Data items:
• • • •

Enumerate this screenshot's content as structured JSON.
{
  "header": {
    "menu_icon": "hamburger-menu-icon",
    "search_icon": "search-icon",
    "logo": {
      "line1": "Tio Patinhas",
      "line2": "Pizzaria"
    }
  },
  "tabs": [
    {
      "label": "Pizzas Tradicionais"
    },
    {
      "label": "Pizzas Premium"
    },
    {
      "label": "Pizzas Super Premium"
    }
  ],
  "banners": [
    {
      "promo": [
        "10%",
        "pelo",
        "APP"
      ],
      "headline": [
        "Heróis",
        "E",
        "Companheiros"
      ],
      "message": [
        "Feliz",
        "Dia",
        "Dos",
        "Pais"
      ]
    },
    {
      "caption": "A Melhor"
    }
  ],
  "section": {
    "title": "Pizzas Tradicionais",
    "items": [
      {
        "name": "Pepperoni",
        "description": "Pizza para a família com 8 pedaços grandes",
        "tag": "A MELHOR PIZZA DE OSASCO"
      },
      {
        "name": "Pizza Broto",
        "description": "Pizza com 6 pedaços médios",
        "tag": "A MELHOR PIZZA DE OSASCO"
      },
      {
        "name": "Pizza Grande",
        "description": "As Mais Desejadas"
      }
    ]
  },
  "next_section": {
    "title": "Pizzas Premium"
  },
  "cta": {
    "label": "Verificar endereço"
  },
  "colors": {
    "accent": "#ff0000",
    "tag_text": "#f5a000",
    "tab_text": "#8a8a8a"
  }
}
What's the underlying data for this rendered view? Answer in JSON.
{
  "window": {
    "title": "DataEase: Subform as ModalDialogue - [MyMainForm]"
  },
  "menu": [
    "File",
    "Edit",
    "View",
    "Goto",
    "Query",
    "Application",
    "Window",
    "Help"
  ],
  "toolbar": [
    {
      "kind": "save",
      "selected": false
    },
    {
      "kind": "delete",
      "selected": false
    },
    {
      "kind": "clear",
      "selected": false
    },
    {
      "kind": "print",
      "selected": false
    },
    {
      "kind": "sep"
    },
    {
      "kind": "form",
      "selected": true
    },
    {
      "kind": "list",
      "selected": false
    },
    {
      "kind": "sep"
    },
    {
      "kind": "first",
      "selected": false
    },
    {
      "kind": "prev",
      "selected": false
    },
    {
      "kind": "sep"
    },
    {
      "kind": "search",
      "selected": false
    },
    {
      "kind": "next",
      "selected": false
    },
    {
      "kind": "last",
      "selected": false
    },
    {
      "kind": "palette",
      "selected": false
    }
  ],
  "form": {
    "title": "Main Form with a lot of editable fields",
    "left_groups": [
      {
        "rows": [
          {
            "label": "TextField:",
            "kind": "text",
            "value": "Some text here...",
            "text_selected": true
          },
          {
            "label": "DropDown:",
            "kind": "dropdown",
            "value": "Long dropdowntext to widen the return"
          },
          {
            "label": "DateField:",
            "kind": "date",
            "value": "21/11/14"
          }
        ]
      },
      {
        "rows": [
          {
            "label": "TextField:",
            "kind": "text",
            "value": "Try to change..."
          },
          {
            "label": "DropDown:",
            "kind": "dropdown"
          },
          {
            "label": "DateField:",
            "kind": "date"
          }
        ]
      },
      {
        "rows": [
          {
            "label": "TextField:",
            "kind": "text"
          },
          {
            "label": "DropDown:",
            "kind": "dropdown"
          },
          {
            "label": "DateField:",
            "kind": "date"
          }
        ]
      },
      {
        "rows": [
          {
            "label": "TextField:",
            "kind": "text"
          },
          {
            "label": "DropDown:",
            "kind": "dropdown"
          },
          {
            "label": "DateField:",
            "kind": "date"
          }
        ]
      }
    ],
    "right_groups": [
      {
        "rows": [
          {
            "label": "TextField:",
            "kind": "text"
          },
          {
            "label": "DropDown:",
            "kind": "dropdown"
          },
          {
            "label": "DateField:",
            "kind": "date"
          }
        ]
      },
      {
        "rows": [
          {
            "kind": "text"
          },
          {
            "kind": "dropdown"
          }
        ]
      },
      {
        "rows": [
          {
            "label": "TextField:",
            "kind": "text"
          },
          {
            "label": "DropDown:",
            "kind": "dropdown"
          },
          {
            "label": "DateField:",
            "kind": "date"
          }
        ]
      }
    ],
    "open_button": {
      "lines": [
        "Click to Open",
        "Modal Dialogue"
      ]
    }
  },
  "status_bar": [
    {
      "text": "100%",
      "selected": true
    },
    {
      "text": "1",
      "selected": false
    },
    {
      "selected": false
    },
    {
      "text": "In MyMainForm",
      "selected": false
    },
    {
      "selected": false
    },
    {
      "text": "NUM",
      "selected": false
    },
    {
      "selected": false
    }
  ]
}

• • • •

The exercise: Write out the entire listing exactly.

Response for this exercise:
Enumerate this screenshot's content as structured JSON.
{
  "header": {
    "menu_icon": "hamburger-menu-icon",
    "search_icon": "search-icon",
    "logo": {
      "line1": "Tio Patinhas",
      "line2": "Pizzaria"
    }
  },
  "tabs": [
    {
      "label": "Pizzas Tradicionais"
    },
    {
      "label": "Pizzas Premium"
    },
    {
      "label": "Pizzas Super Premium"
    }
  ],
  "banners": [
    {
      "promo": [
        "10%",
        "pelo",
        "APP"
      ],
      "headline": [
        "Heróis",
        "E",
        "Companheiros"
      ],
      "message": [
        "Feliz",
        "Dia",
        "Dos",
        "Pais"
      ]
    },
    {
      "caption": "A Melhor"
    }
  ],
  "section": {
    "title": "Pizzas Tradicionais",
    "items": [
      {
        "name": "Pepperoni",
        "description": "Pizza para a família com 8 pedaços grandes",
        "tag": "A MELHOR PIZZA DE OSASCO"
      },
      {
        "name": "Pizza Broto",
        "description": "Pizza com 6 pedaços médios",
        "tag": "A MELHOR PIZZA DE OSASCO"
      },
      {
        "name": "Pizza Grande",
        "description": "As Mais Desejadas"
      }
    ]
  },
  "next_section": {
    "title": "Pizzas Premium"
  },
  "cta": {
    "label": "Verificar endereço"
  },
  "colors": {
    "accent": "#ff0000",
    "tag_text": "#f5a000",
    "tab_text": "#8a8a8a"
  }
}
What's the underlying data for this rendered view? Answer in JSON.
{
  "window": {
    "title": "DataEase: Subform as ModalDialogue - [MyMainForm]"
  },
  "menu": [
    "File",
    "Edit",
    "View",
    "Goto",
    "Query",
    "Application",
    "Window",
    "Help"
  ],
  "toolbar": [
    {
      "kind": "save",
      "selected": false
    },
    {
      "kind": "delete",
      "selected": false
    },
    {
      "kind": "clear",
      "selected": false
    },
    {
      "kind": "print",
      "selected": false
    },
    {
      "kind": "sep"
    },
    {
      "kind": "form",
      "selected": true
    },
    {
      "kind": "list",
      "selected": false
    },
    {
      "kind": "sep"
    },
    {
      "kind": "first",
      "selected": false
    },
    {
      "kind": "prev",
      "selected": false
    },
    {
      "kind": "sep"
    },
    {
      "kind": "search",
      "selected": false
    },
    {
      "kind": "next",
      "selected": false
    },
    {
      "kind": "last",
      "selected": false
    },
    {
      "kind": "palette",
      "selected": false
    }
  ],
  "form": {
    "title": "Main Form with a lot of editable fields",
    "left_groups": [
      {
        "rows": [
          {
            "label": "TextField:",
            "kind": "text",
            "value": "Some text here...",
            "text_selected": true
          },
          {
            "label": "DropDown:",
            "kind": "dropdown",
            "value": "Long dropdowntext to widen the return"
          },
          {
            "label": "DateField:",
            "kind": "date",
            "value": "21/11/14"
          }
        ]
      },
      {
        "rows": [
          {
            "label": "TextField:",
            "kind": "text",
            "value": "Try to change..."
          },
          {
            "label": "DropDown:",
            "kind": "dropdown"
          },
          {
            "label": "DateField:",
            "kind": "date"
          }
        ]
      },
      {
        "rows": [
          {
            "label": "TextField:",
            "kind": "text"
          },
          {
            "label": "DropDown:",
            "kind": "dropdown"
          },
          {
            "label": "DateField:",
            "kind": "date"
          }
        ]
      },
      {
        "rows": [
          {
            "label": "TextField:",
            "kind": "text"
          },
          {
            "label": "DropDown:",
            "kind": "dropdown"
          },
          {
            "label": "DateField:",
            "kind": "date"
          }
        ]
      }
    ],
    "right_groups": [
      {
        "rows": [
          {
            "label": "TextField:",
            "kind": "text"
          },
          {
            "label": "DropDown:",
            "kind": "dropdown"
          },
          {
            "label": "DateField:",
            "kind": "date"
          }
        ]
      },
      {
        "rows": [
          {
            "kind": "text"
          },
          {
            "kind": "dropdown"
          }
        ]
      },
      {
        "rows": [
          {
            "label": "TextField:",
            "kind": "text"
          },
          {
            "label": "DropDown:",
            "kind": "dropdown"
          },
          {
            "label": "DateField:",
            "kind": "date"
          }
        ]
      }
    ],
    "open_button": {
      "lines": [
        "Click to Open",
        "Modal Dialogue"
      ]
    }
  },
  "status_bar": [
    {
      "text": "100%",
      "selected": true
    },
    {
      "text": "1",
      "selected": false
    },
    {
      "selected": false
    },
    {
      "text": "In MyMainForm",
      "selected": false
    },
    {
      "selected": false
    },
    {
      "text": "NUM",
      "selected": false
    },
    {
      "selected": false
    }
  ]
}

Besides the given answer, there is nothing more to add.